[Data entries for graphics]
********************

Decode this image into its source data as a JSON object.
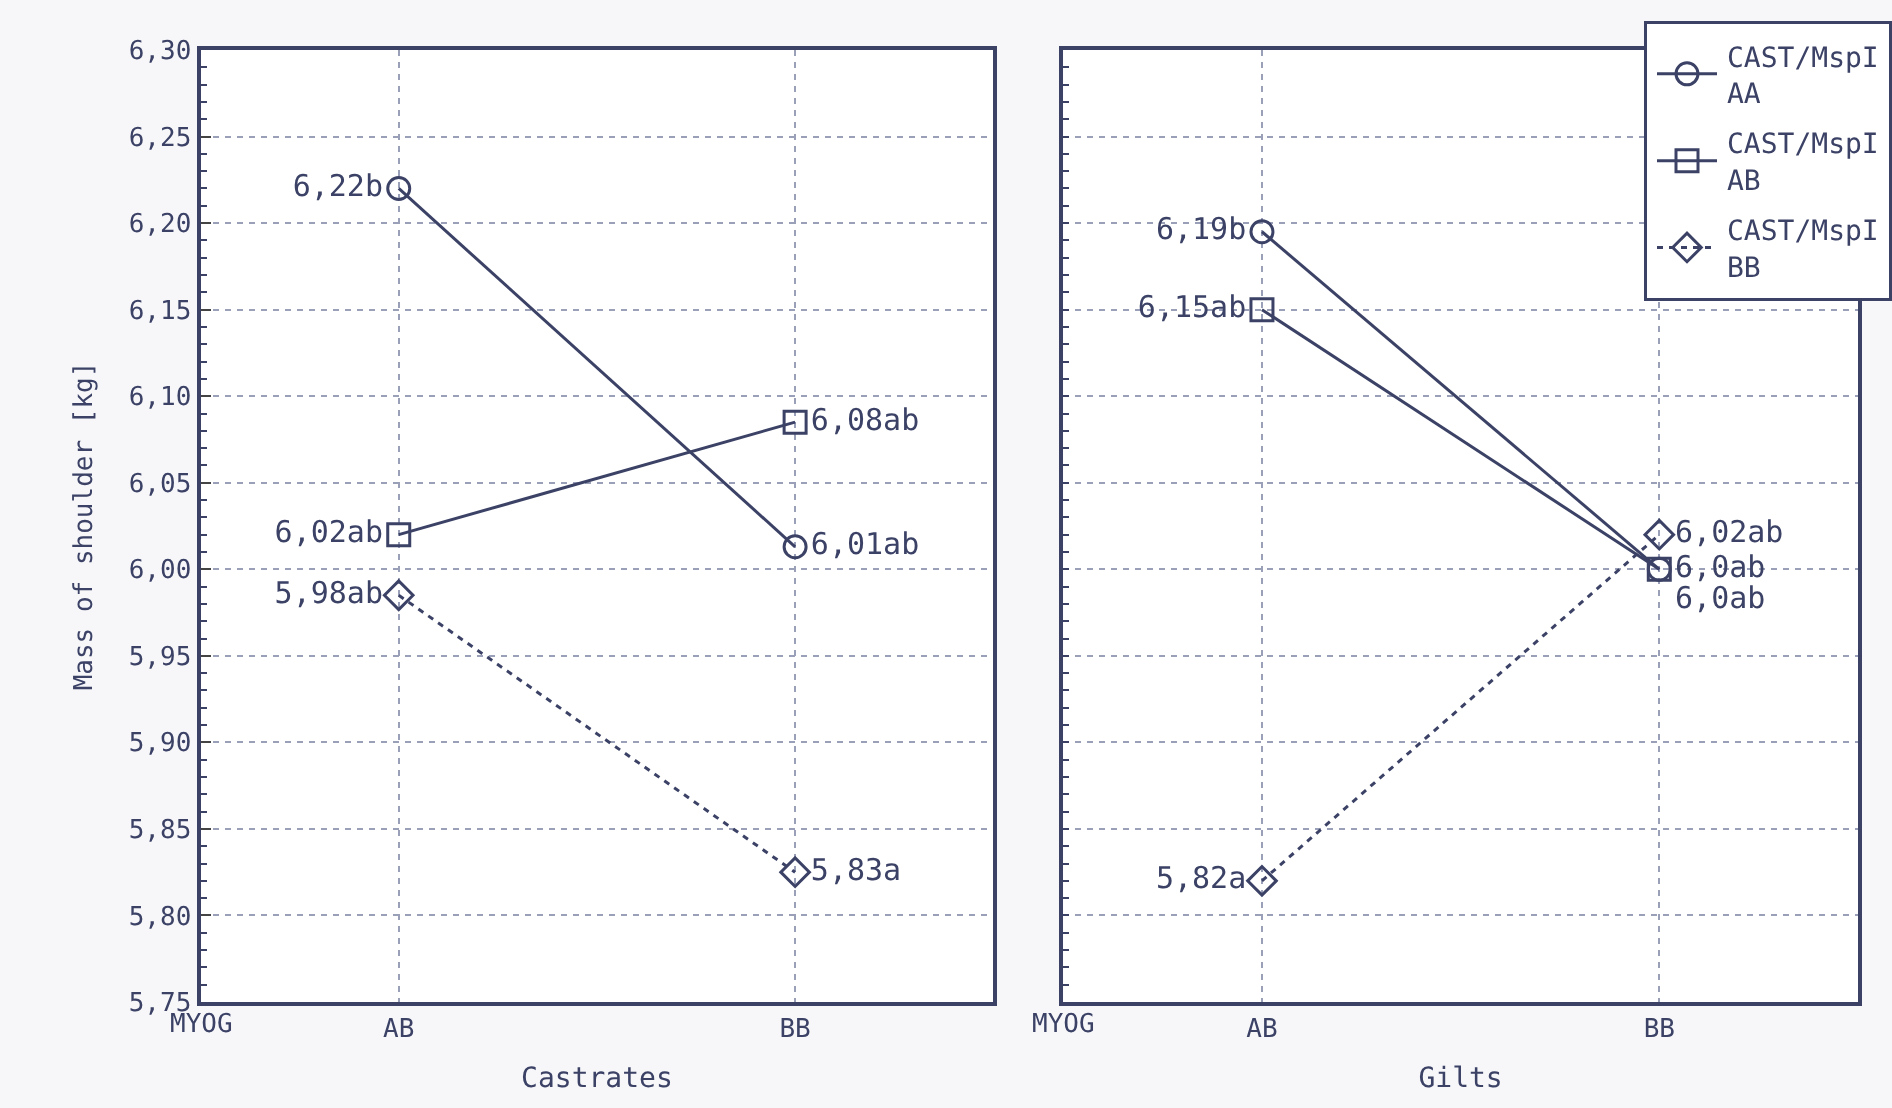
{
  "chart_data": [
    {
      "type": "line",
      "xlabel": "Castrates",
      "ylabel": "Mass of shoulder [kg]",
      "categories": [
        "AB",
        "BB"
      ],
      "annotations": [
        "MYOG"
      ],
      "ylim": [
        5.75,
        6.3
      ],
      "yticks": [
        {
          "value": 5.75,
          "label": "5,75"
        },
        {
          "value": 5.8,
          "label": "5,80"
        },
        {
          "value": 5.85,
          "label": "5,85"
        },
        {
          "value": 5.9,
          "label": "5,90"
        },
        {
          "value": 5.95,
          "label": "5,95"
        },
        {
          "value": 6.0,
          "label": "6,00"
        },
        {
          "value": 6.05,
          "label": "6,05"
        },
        {
          "value": 6.1,
          "label": "6,10"
        },
        {
          "value": 6.15,
          "label": "6,15"
        },
        {
          "value": 6.2,
          "label": "6,20"
        },
        {
          "value": 6.25,
          "label": "6,25"
        },
        {
          "value": 6.3,
          "label": "6,30"
        }
      ],
      "grid": true,
      "series": [
        {
          "color": "#3b4266",
          "marker": "circle",
          "line_style": "solid",
          "values": [
            6.22,
            6.013
          ],
          "value_labels": [
            "6,22b",
            "6,01ab"
          ]
        },
        {
          "color": "#3b4266",
          "marker": "square",
          "line_style": "solid",
          "values": [
            6.02,
            6.085
          ],
          "value_labels": [
            "6,02ab",
            "6,08ab"
          ]
        },
        {
          "color": "#3b4266",
          "marker": "diamond",
          "line_style": "dotted",
          "values": [
            5.985,
            5.825
          ],
          "value_labels": [
            "5,98ab",
            "5,83a"
          ]
        }
      ]
    },
    {
      "type": "line",
      "xlabel": "Gilts",
      "categories": [
        "AB",
        "BB"
      ],
      "annotations": [
        "MYOG"
      ],
      "ylim": [
        5.75,
        6.3
      ],
      "yticks": [
        {
          "value": 5.75,
          "label": null
        },
        {
          "value": 5.8,
          "label": null
        },
        {
          "value": 5.85,
          "label": null
        },
        {
          "value": 5.9,
          "label": null
        },
        {
          "value": 5.95,
          "label": null
        },
        {
          "value": 6.0,
          "label": null
        },
        {
          "value": 6.05,
          "label": null
        },
        {
          "value": 6.1,
          "label": null
        },
        {
          "value": 6.15,
          "label": null
        },
        {
          "value": 6.2,
          "label": null
        },
        {
          "value": 6.25,
          "label": null
        },
        {
          "value": 6.3,
          "label": null
        }
      ],
      "tick_labels": "x",
      "grid": true,
      "legend": "top right",
      "series": [
        {
          "name": "CAST/MspI AA",
          "color": "#3b4266",
          "marker": "circle",
          "line_style": "solid",
          "values": [
            6.195,
            6.0
          ],
          "value_labels": [
            "6,19b",
            "6,0ab"
          ]
        },
        {
          "name": "CAST/MspI AB",
          "color": "#3b4266",
          "marker": "square",
          "line_style": "solid",
          "values": [
            6.15,
            6.0
          ],
          "value_labels": [
            "6,15ab",
            "6,0ab"
          ]
        },
        {
          "name": "CAST/MspI BB",
          "color": "#3b4266",
          "marker": "diamond",
          "line_style": "dotted",
          "values": [
            5.82,
            6.02
          ],
          "value_labels": [
            "5,82a",
            "6,02ab"
          ]
        }
      ]
    }
  ]
}
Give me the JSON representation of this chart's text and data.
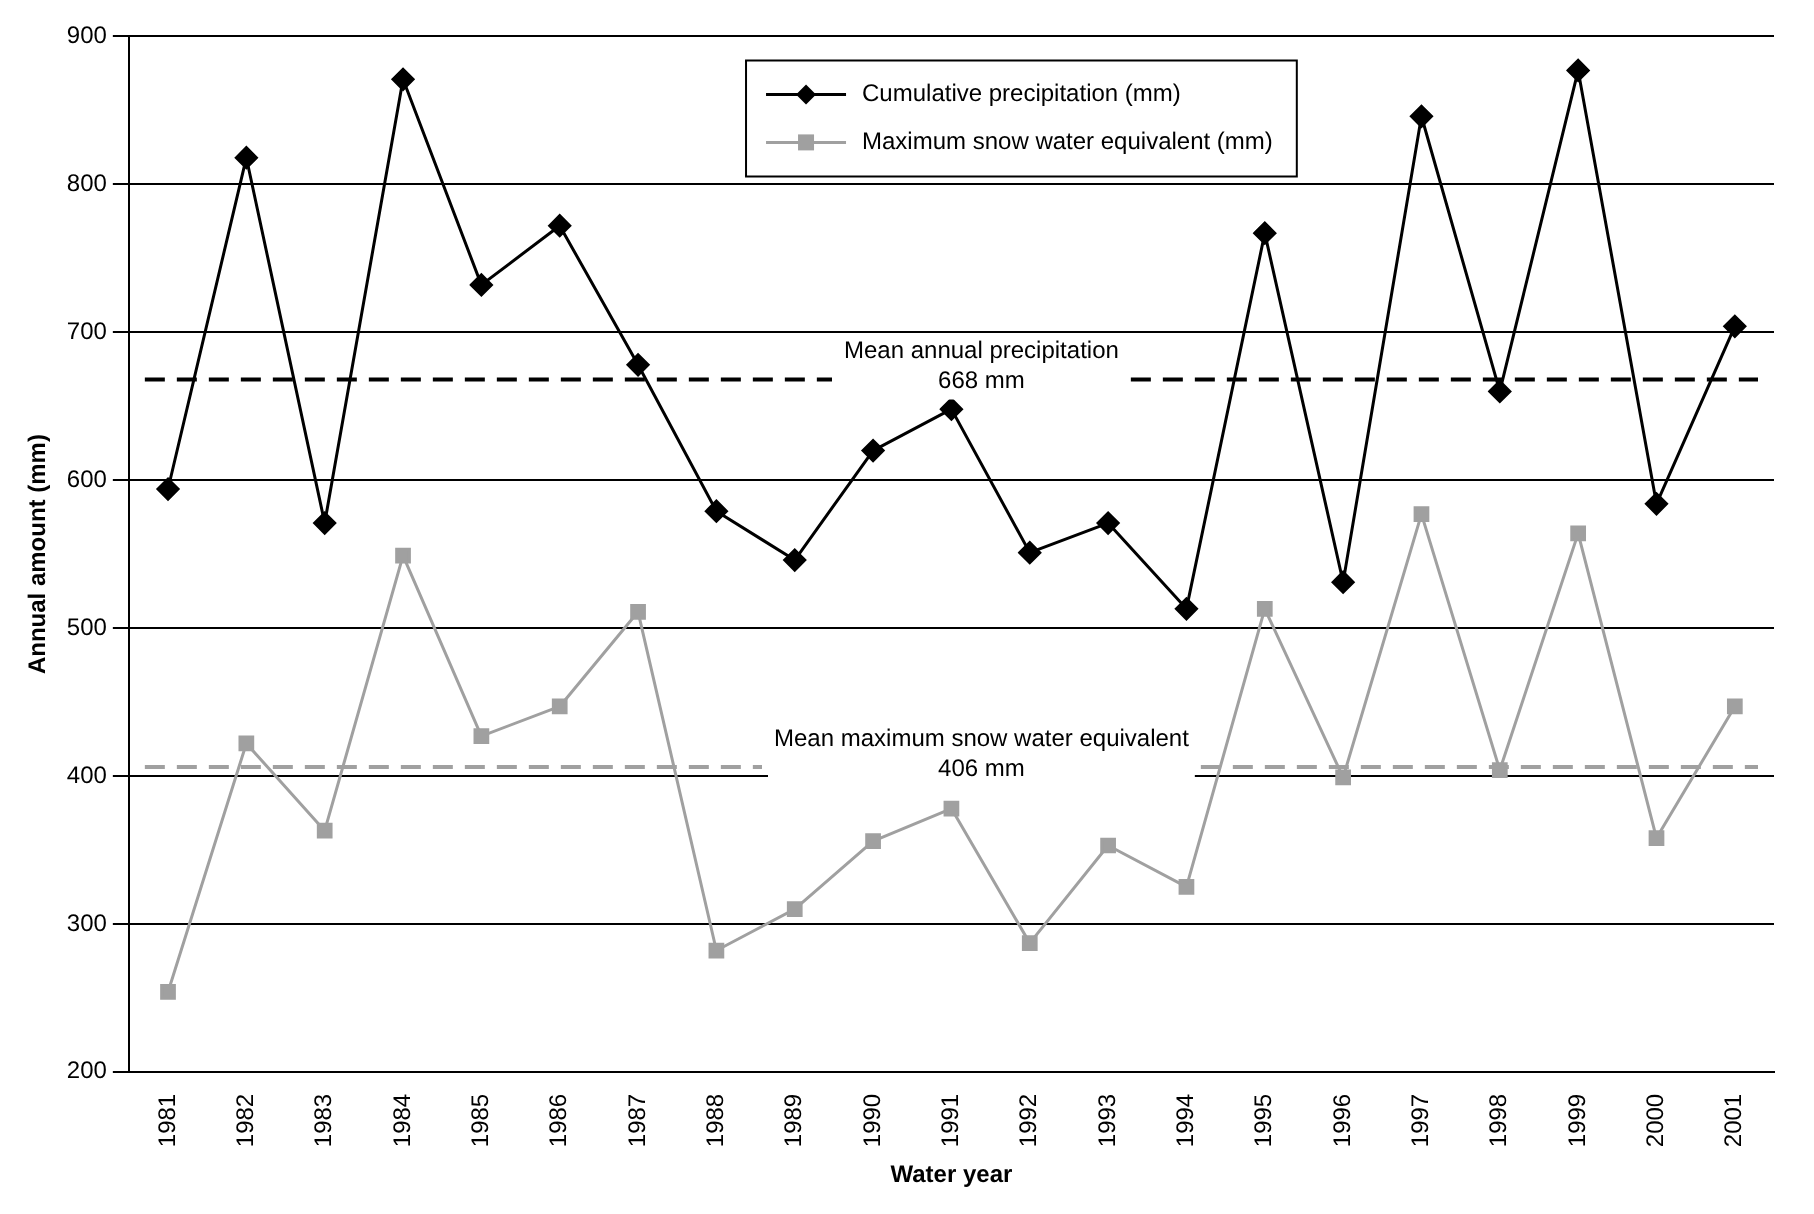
{
  "chart_data": {
    "type": "line",
    "xlabel": "Water year",
    "ylabel": "Annual amount (mm)",
    "categories": [
      "1981",
      "1982",
      "1983",
      "1984",
      "1985",
      "1986",
      "1987",
      "1988",
      "1989",
      "1990",
      "1991",
      "1992",
      "1993",
      "1994",
      "1995",
      "1996",
      "1997",
      "1998",
      "1999",
      "2000",
      "2001"
    ],
    "series": [
      {
        "name": "Cumulative precipitation (mm)",
        "color": "#000000",
        "marker": "diamond",
        "values": [
          594,
          818,
          571,
          871,
          732,
          772,
          678,
          579,
          546,
          620,
          648,
          551,
          571,
          513,
          767,
          531,
          846,
          660,
          877,
          584,
          704
        ]
      },
      {
        "name": "Maximum snow water equivalent (mm)",
        "color": "#a0a0a0",
        "marker": "square",
        "values": [
          254,
          422,
          363,
          549,
          427,
          447,
          511,
          282,
          310,
          356,
          378,
          287,
          353,
          325,
          513,
          399,
          577,
          404,
          564,
          358,
          447
        ]
      }
    ],
    "ylim": [
      200,
      900
    ],
    "yticks": [
      200,
      300,
      400,
      500,
      600,
      700,
      800,
      900
    ],
    "grid": "y",
    "legend": "top",
    "ref_lines": [
      {
        "axis": "y",
        "value": 668,
        "label": "Mean annual precipitation\n668 mm",
        "color": "#000000",
        "line_style": "dashed"
      },
      {
        "axis": "y",
        "value": 406,
        "label": "Mean maximum snow water equivalent\n406 mm",
        "color": "#a0a0a0",
        "line_style": "dashed"
      }
    ]
  }
}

********************

Written request:
Go through the listing above and write it out again exactly, dropping the pictures.

Expected answer:
Decode this image into its source data as a JSON object.
{
  "chart_data": [
    {
      "type": "line",
      "xlabel": "Castrates",
      "ylabel": "Mass of shoulder [kg]",
      "categories": [
        "AB",
        "BB"
      ],
      "annotations": [
        "MYOG"
      ],
      "ylim": [
        5.75,
        6.3
      ],
      "yticks": [
        {
          "value": 5.75,
          "label": "5,75"
        },
        {
          "value": 5.8,
          "label": "5,80"
        },
        {
          "value": 5.85,
          "label": "5,85"
        },
        {
          "value": 5.9,
          "label": "5,90"
        },
        {
          "value": 5.95,
          "label": "5,95"
        },
        {
          "value": 6.0,
          "label": "6,00"
        },
        {
          "value": 6.05,
          "label": "6,05"
        },
        {
          "value": 6.1,
          "label": "6,10"
        },
        {
          "value": 6.15,
          "label": "6,15"
        },
        {
          "value": 6.2,
          "label": "6,20"
        },
        {
          "value": 6.25,
          "label": "6,25"
        },
        {
          "value": 6.3,
          "label": "6,30"
        }
      ],
      "grid": true,
      "series": [
        {
          "color": "#3b4266",
          "marker": "circle",
          "line_style": "solid",
          "values": [
            6.22,
            6.013
          ],
          "value_labels": [
            "6,22b",
            "6,01ab"
          ]
        },
        {
          "color": "#3b4266",
          "marker": "square",
          "line_style": "solid",
          "values": [
            6.02,
            6.085
          ],
          "value_labels": [
            "6,02ab",
            "6,08ab"
          ]
        },
        {
          "color": "#3b4266",
          "marker": "diamond",
          "line_style": "dotted",
          "values": [
            5.985,
            5.825
          ],
          "value_labels": [
            "5,98ab",
            "5,83a"
          ]
        }
      ]
    },
    {
      "type": "line",
      "xlabel": "Gilts",
      "categories": [
        "AB",
        "BB"
      ],
      "annotations": [
        "MYOG"
      ],
      "ylim": [
        5.75,
        6.3
      ],
      "yticks": [
        {
          "value": 5.75,
          "label": null
        },
        {
          "value": 5.8,
          "label": null
        },
        {
          "value": 5.85,
          "label": null
        },
        {
          "value": 5.9,
          "label": null
        },
        {
          "value": 5.95,
          "label": null
        },
        {
          "value": 6.0,
          "label": null
        },
        {
          "value": 6.05,
          "label": null
        },
        {
          "value": 6.1,
          "label": null
        },
        {
          "value": 6.15,
          "label": null
        },
        {
          "value": 6.2,
          "label": null
        },
        {
          "value": 6.25,
          "label": null
        },
        {
          "value": 6.3,
          "label": null
        }
      ],
      "tick_labels": "x",
      "grid": true,
      "legend": "top right",
      "series": [
        {
          "name": "CAST/MspI AA",
          "color": "#3b4266",
          "marker": "circle",
          "line_style": "solid",
          "values": [
            6.195,
            6.0
          ],
          "value_labels": [
            "6,19b",
            "6,0ab"
          ]
        },
        {
          "name": "CAST/MspI AB",
          "color": "#3b4266",
          "marker": "square",
          "line_style": "solid",
          "values": [
            6.15,
            6.0
          ],
          "value_labels": [
            "6,15ab",
            "6,0ab"
          ]
        },
        {
          "name": "CAST/MspI BB",
          "color": "#3b4266",
          "marker": "diamond",
          "line_style": "dotted",
          "values": [
            5.82,
            6.02
          ],
          "value_labels": [
            "5,82a",
            "6,02ab"
          ]
        }
      ]
    }
  ]
}
Give me the JSON representation of this chart's text and data.
{
  "chart_data": {
    "type": "line",
    "xlabel": "Water year",
    "ylabel": "Annual amount (mm)",
    "categories": [
      "1981",
      "1982",
      "1983",
      "1984",
      "1985",
      "1986",
      "1987",
      "1988",
      "1989",
      "1990",
      "1991",
      "1992",
      "1993",
      "1994",
      "1995",
      "1996",
      "1997",
      "1998",
      "1999",
      "2000",
      "2001"
    ],
    "series": [
      {
        "name": "Cumulative precipitation (mm)",
        "color": "#000000",
        "marker": "diamond",
        "values": [
          594,
          818,
          571,
          871,
          732,
          772,
          678,
          579,
          546,
          620,
          648,
          551,
          571,
          513,
          767,
          531,
          846,
          660,
          877,
          584,
          704
        ]
      },
      {
        "name": "Maximum snow water equivalent (mm)",
        "color": "#a0a0a0",
        "marker": "square",
        "values": [
          254,
          422,
          363,
          549,
          427,
          447,
          511,
          282,
          310,
          356,
          378,
          287,
          353,
          325,
          513,
          399,
          577,
          404,
          564,
          358,
          447
        ]
      }
    ],
    "ylim": [
      200,
      900
    ],
    "yticks": [
      200,
      300,
      400,
      500,
      600,
      700,
      800,
      900
    ],
    "grid": "y",
    "legend": "top",
    "ref_lines": [
      {
        "axis": "y",
        "value": 668,
        "label": "Mean annual precipitation\n668 mm",
        "color": "#000000",
        "line_style": "dashed"
      },
      {
        "axis": "y",
        "value": 406,
        "label": "Mean maximum snow water equivalent\n406 mm",
        "color": "#a0a0a0",
        "line_style": "dashed"
      }
    ]
  }
}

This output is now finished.